### Written instruction
Skip every picture and transcribe the remaining material exactly.

※

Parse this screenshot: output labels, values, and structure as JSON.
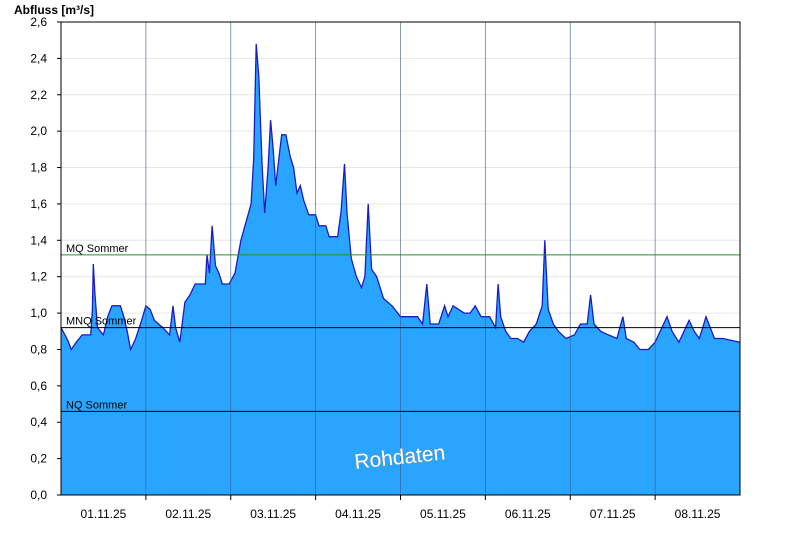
{
  "chart_data": {
    "type": "area",
    "ylabel": "Abfluss [m³/s]",
    "ylim": [
      0,
      2.6
    ],
    "yticks": [
      "0,0",
      "0,2",
      "0,4",
      "0,6",
      "0,8",
      "1,0",
      "1,2",
      "1,4",
      "1,6",
      "1,8",
      "2,0",
      "2,2",
      "2,4",
      "2,6"
    ],
    "xlim": [
      0,
      8
    ],
    "xticks": [
      "01.11.25",
      "02.11.25",
      "03.11.25",
      "04.11.25",
      "05.11.25",
      "06.11.25",
      "07.11.25",
      "08.11.25"
    ],
    "grid": true,
    "watermark": "Rohdaten",
    "colors": {
      "fill": "#2aa5ff",
      "line": "#1a1ac8",
      "mq": "#2e8b2e",
      "mnq": "#000000",
      "nq": "#000000"
    },
    "reference_lines": [
      {
        "name": "MQ Sommer",
        "value": 1.32
      },
      {
        "name": "MNQ Sommer",
        "value": 0.92
      },
      {
        "name": "NQ Sommer",
        "value": 0.46
      }
    ],
    "series": [
      {
        "points": [
          [
            0.0,
            0.92
          ],
          [
            0.08,
            0.85
          ],
          [
            0.12,
            0.8
          ],
          [
            0.18,
            0.84
          ],
          [
            0.25,
            0.88
          ],
          [
            0.35,
            0.88
          ],
          [
            0.37,
            1.02
          ],
          [
            0.38,
            1.27
          ],
          [
            0.4,
            1.1
          ],
          [
            0.43,
            0.92
          ],
          [
            0.5,
            0.88
          ],
          [
            0.55,
            0.98
          ],
          [
            0.6,
            1.04
          ],
          [
            0.7,
            1.04
          ],
          [
            0.74,
            0.98
          ],
          [
            0.78,
            0.9
          ],
          [
            0.82,
            0.8
          ],
          [
            0.88,
            0.86
          ],
          [
            0.95,
            0.96
          ],
          [
            1.0,
            1.04
          ],
          [
            1.05,
            1.02
          ],
          [
            1.1,
            0.96
          ],
          [
            1.2,
            0.92
          ],
          [
            1.28,
            0.88
          ],
          [
            1.32,
            1.04
          ],
          [
            1.35,
            0.92
          ],
          [
            1.4,
            0.84
          ],
          [
            1.46,
            1.06
          ],
          [
            1.52,
            1.1
          ],
          [
            1.58,
            1.16
          ],
          [
            1.7,
            1.16
          ],
          [
            1.72,
            1.32
          ],
          [
            1.75,
            1.22
          ],
          [
            1.78,
            1.48
          ],
          [
            1.82,
            1.26
          ],
          [
            1.86,
            1.22
          ],
          [
            1.9,
            1.16
          ],
          [
            1.98,
            1.16
          ],
          [
            2.05,
            1.22
          ],
          [
            2.12,
            1.4
          ],
          [
            2.18,
            1.5
          ],
          [
            2.24,
            1.6
          ],
          [
            2.27,
            1.85
          ],
          [
            2.3,
            2.48
          ],
          [
            2.33,
            2.3
          ],
          [
            2.37,
            1.8
          ],
          [
            2.4,
            1.55
          ],
          [
            2.44,
            1.8
          ],
          [
            2.47,
            2.06
          ],
          [
            2.5,
            1.9
          ],
          [
            2.53,
            1.7
          ],
          [
            2.57,
            1.86
          ],
          [
            2.6,
            1.98
          ],
          [
            2.65,
            1.98
          ],
          [
            2.7,
            1.86
          ],
          [
            2.74,
            1.8
          ],
          [
            2.78,
            1.66
          ],
          [
            2.82,
            1.7
          ],
          [
            2.86,
            1.62
          ],
          [
            2.92,
            1.54
          ],
          [
            3.0,
            1.54
          ],
          [
            3.04,
            1.48
          ],
          [
            3.12,
            1.48
          ],
          [
            3.16,
            1.42
          ],
          [
            3.26,
            1.42
          ],
          [
            3.3,
            1.56
          ],
          [
            3.34,
            1.82
          ],
          [
            3.37,
            1.55
          ],
          [
            3.42,
            1.3
          ],
          [
            3.48,
            1.2
          ],
          [
            3.54,
            1.14
          ],
          [
            3.58,
            1.2
          ],
          [
            3.62,
            1.6
          ],
          [
            3.66,
            1.24
          ],
          [
            3.72,
            1.2
          ],
          [
            3.8,
            1.08
          ],
          [
            3.9,
            1.04
          ],
          [
            4.0,
            0.98
          ],
          [
            4.08,
            0.98
          ],
          [
            4.2,
            0.98
          ],
          [
            4.26,
            0.94
          ],
          [
            4.31,
            1.16
          ],
          [
            4.35,
            0.94
          ],
          [
            4.45,
            0.94
          ],
          [
            4.52,
            1.04
          ],
          [
            4.56,
            0.98
          ],
          [
            4.62,
            1.04
          ],
          [
            4.75,
            1.0
          ],
          [
            4.82,
            1.0
          ],
          [
            4.88,
            1.04
          ],
          [
            4.95,
            0.98
          ],
          [
            5.05,
            0.98
          ],
          [
            5.12,
            0.92
          ],
          [
            5.15,
            1.16
          ],
          [
            5.18,
            0.98
          ],
          [
            5.24,
            0.9
          ],
          [
            5.3,
            0.86
          ],
          [
            5.38,
            0.86
          ],
          [
            5.45,
            0.84
          ],
          [
            5.52,
            0.9
          ],
          [
            5.6,
            0.94
          ],
          [
            5.67,
            1.04
          ],
          [
            5.7,
            1.4
          ],
          [
            5.74,
            1.02
          ],
          [
            5.8,
            0.94
          ],
          [
            5.86,
            0.9
          ],
          [
            5.95,
            0.86
          ],
          [
            6.05,
            0.88
          ],
          [
            6.12,
            0.94
          ],
          [
            6.2,
            0.94
          ],
          [
            6.24,
            1.1
          ],
          [
            6.28,
            0.94
          ],
          [
            6.36,
            0.9
          ],
          [
            6.45,
            0.88
          ],
          [
            6.55,
            0.86
          ],
          [
            6.62,
            0.98
          ],
          [
            6.66,
            0.86
          ],
          [
            6.75,
            0.84
          ],
          [
            6.82,
            0.8
          ],
          [
            6.92,
            0.8
          ],
          [
            7.0,
            0.84
          ],
          [
            7.08,
            0.92
          ],
          [
            7.14,
            0.98
          ],
          [
            7.2,
            0.9
          ],
          [
            7.28,
            0.84
          ],
          [
            7.34,
            0.9
          ],
          [
            7.4,
            0.96
          ],
          [
            7.46,
            0.9
          ],
          [
            7.52,
            0.86
          ],
          [
            7.56,
            0.92
          ],
          [
            7.6,
            0.98
          ],
          [
            7.65,
            0.92
          ],
          [
            7.7,
            0.86
          ],
          [
            7.8,
            0.86
          ],
          [
            8.0,
            0.84
          ]
        ]
      }
    ]
  }
}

※

### Response to this task
Parse this screenshot: output labels, values, and structure as JSON.
{
  "chart_data": {
    "type": "area",
    "ylabel": "Abfluss [m³/s]",
    "ylim": [
      0,
      2.6
    ],
    "yticks": [
      "0,0",
      "0,2",
      "0,4",
      "0,6",
      "0,8",
      "1,0",
      "1,2",
      "1,4",
      "1,6",
      "1,8",
      "2,0",
      "2,2",
      "2,4",
      "2,6"
    ],
    "xlim": [
      0,
      8
    ],
    "xticks": [
      "01.11.25",
      "02.11.25",
      "03.11.25",
      "04.11.25",
      "05.11.25",
      "06.11.25",
      "07.11.25",
      "08.11.25"
    ],
    "grid": true,
    "watermark": "Rohdaten",
    "colors": {
      "fill": "#2aa5ff",
      "line": "#1a1ac8",
      "mq": "#2e8b2e",
      "mnq": "#000000",
      "nq": "#000000"
    },
    "reference_lines": [
      {
        "name": "MQ Sommer",
        "value": 1.32
      },
      {
        "name": "MNQ Sommer",
        "value": 0.92
      },
      {
        "name": "NQ Sommer",
        "value": 0.46
      }
    ],
    "series": [
      {
        "points": [
          [
            0.0,
            0.92
          ],
          [
            0.08,
            0.85
          ],
          [
            0.12,
            0.8
          ],
          [
            0.18,
            0.84
          ],
          [
            0.25,
            0.88
          ],
          [
            0.35,
            0.88
          ],
          [
            0.37,
            1.02
          ],
          [
            0.38,
            1.27
          ],
          [
            0.4,
            1.1
          ],
          [
            0.43,
            0.92
          ],
          [
            0.5,
            0.88
          ],
          [
            0.55,
            0.98
          ],
          [
            0.6,
            1.04
          ],
          [
            0.7,
            1.04
          ],
          [
            0.74,
            0.98
          ],
          [
            0.78,
            0.9
          ],
          [
            0.82,
            0.8
          ],
          [
            0.88,
            0.86
          ],
          [
            0.95,
            0.96
          ],
          [
            1.0,
            1.04
          ],
          [
            1.05,
            1.02
          ],
          [
            1.1,
            0.96
          ],
          [
            1.2,
            0.92
          ],
          [
            1.28,
            0.88
          ],
          [
            1.32,
            1.04
          ],
          [
            1.35,
            0.92
          ],
          [
            1.4,
            0.84
          ],
          [
            1.46,
            1.06
          ],
          [
            1.52,
            1.1
          ],
          [
            1.58,
            1.16
          ],
          [
            1.7,
            1.16
          ],
          [
            1.72,
            1.32
          ],
          [
            1.75,
            1.22
          ],
          [
            1.78,
            1.48
          ],
          [
            1.82,
            1.26
          ],
          [
            1.86,
            1.22
          ],
          [
            1.9,
            1.16
          ],
          [
            1.98,
            1.16
          ],
          [
            2.05,
            1.22
          ],
          [
            2.12,
            1.4
          ],
          [
            2.18,
            1.5
          ],
          [
            2.24,
            1.6
          ],
          [
            2.27,
            1.85
          ],
          [
            2.3,
            2.48
          ],
          [
            2.33,
            2.3
          ],
          [
            2.37,
            1.8
          ],
          [
            2.4,
            1.55
          ],
          [
            2.44,
            1.8
          ],
          [
            2.47,
            2.06
          ],
          [
            2.5,
            1.9
          ],
          [
            2.53,
            1.7
          ],
          [
            2.57,
            1.86
          ],
          [
            2.6,
            1.98
          ],
          [
            2.65,
            1.98
          ],
          [
            2.7,
            1.86
          ],
          [
            2.74,
            1.8
          ],
          [
            2.78,
            1.66
          ],
          [
            2.82,
            1.7
          ],
          [
            2.86,
            1.62
          ],
          [
            2.92,
            1.54
          ],
          [
            3.0,
            1.54
          ],
          [
            3.04,
            1.48
          ],
          [
            3.12,
            1.48
          ],
          [
            3.16,
            1.42
          ],
          [
            3.26,
            1.42
          ],
          [
            3.3,
            1.56
          ],
          [
            3.34,
            1.82
          ],
          [
            3.37,
            1.55
          ],
          [
            3.42,
            1.3
          ],
          [
            3.48,
            1.2
          ],
          [
            3.54,
            1.14
          ],
          [
            3.58,
            1.2
          ],
          [
            3.62,
            1.6
          ],
          [
            3.66,
            1.24
          ],
          [
            3.72,
            1.2
          ],
          [
            3.8,
            1.08
          ],
          [
            3.9,
            1.04
          ],
          [
            4.0,
            0.98
          ],
          [
            4.08,
            0.98
          ],
          [
            4.2,
            0.98
          ],
          [
            4.26,
            0.94
          ],
          [
            4.31,
            1.16
          ],
          [
            4.35,
            0.94
          ],
          [
            4.45,
            0.94
          ],
          [
            4.52,
            1.04
          ],
          [
            4.56,
            0.98
          ],
          [
            4.62,
            1.04
          ],
          [
            4.75,
            1.0
          ],
          [
            4.82,
            1.0
          ],
          [
            4.88,
            1.04
          ],
          [
            4.95,
            0.98
          ],
          [
            5.05,
            0.98
          ],
          [
            5.12,
            0.92
          ],
          [
            5.15,
            1.16
          ],
          [
            5.18,
            0.98
          ],
          [
            5.24,
            0.9
          ],
          [
            5.3,
            0.86
          ],
          [
            5.38,
            0.86
          ],
          [
            5.45,
            0.84
          ],
          [
            5.52,
            0.9
          ],
          [
            5.6,
            0.94
          ],
          [
            5.67,
            1.04
          ],
          [
            5.7,
            1.4
          ],
          [
            5.74,
            1.02
          ],
          [
            5.8,
            0.94
          ],
          [
            5.86,
            0.9
          ],
          [
            5.95,
            0.86
          ],
          [
            6.05,
            0.88
          ],
          [
            6.12,
            0.94
          ],
          [
            6.2,
            0.94
          ],
          [
            6.24,
            1.1
          ],
          [
            6.28,
            0.94
          ],
          [
            6.36,
            0.9
          ],
          [
            6.45,
            0.88
          ],
          [
            6.55,
            0.86
          ],
          [
            6.62,
            0.98
          ],
          [
            6.66,
            0.86
          ],
          [
            6.75,
            0.84
          ],
          [
            6.82,
            0.8
          ],
          [
            6.92,
            0.8
          ],
          [
            7.0,
            0.84
          ],
          [
            7.08,
            0.92
          ],
          [
            7.14,
            0.98
          ],
          [
            7.2,
            0.9
          ],
          [
            7.28,
            0.84
          ],
          [
            7.34,
            0.9
          ],
          [
            7.4,
            0.96
          ],
          [
            7.46,
            0.9
          ],
          [
            7.52,
            0.86
          ],
          [
            7.56,
            0.92
          ],
          [
            7.6,
            0.98
          ],
          [
            7.65,
            0.92
          ],
          [
            7.7,
            0.86
          ],
          [
            7.8,
            0.86
          ],
          [
            8.0,
            0.84
          ]
        ]
      }
    ]
  }
}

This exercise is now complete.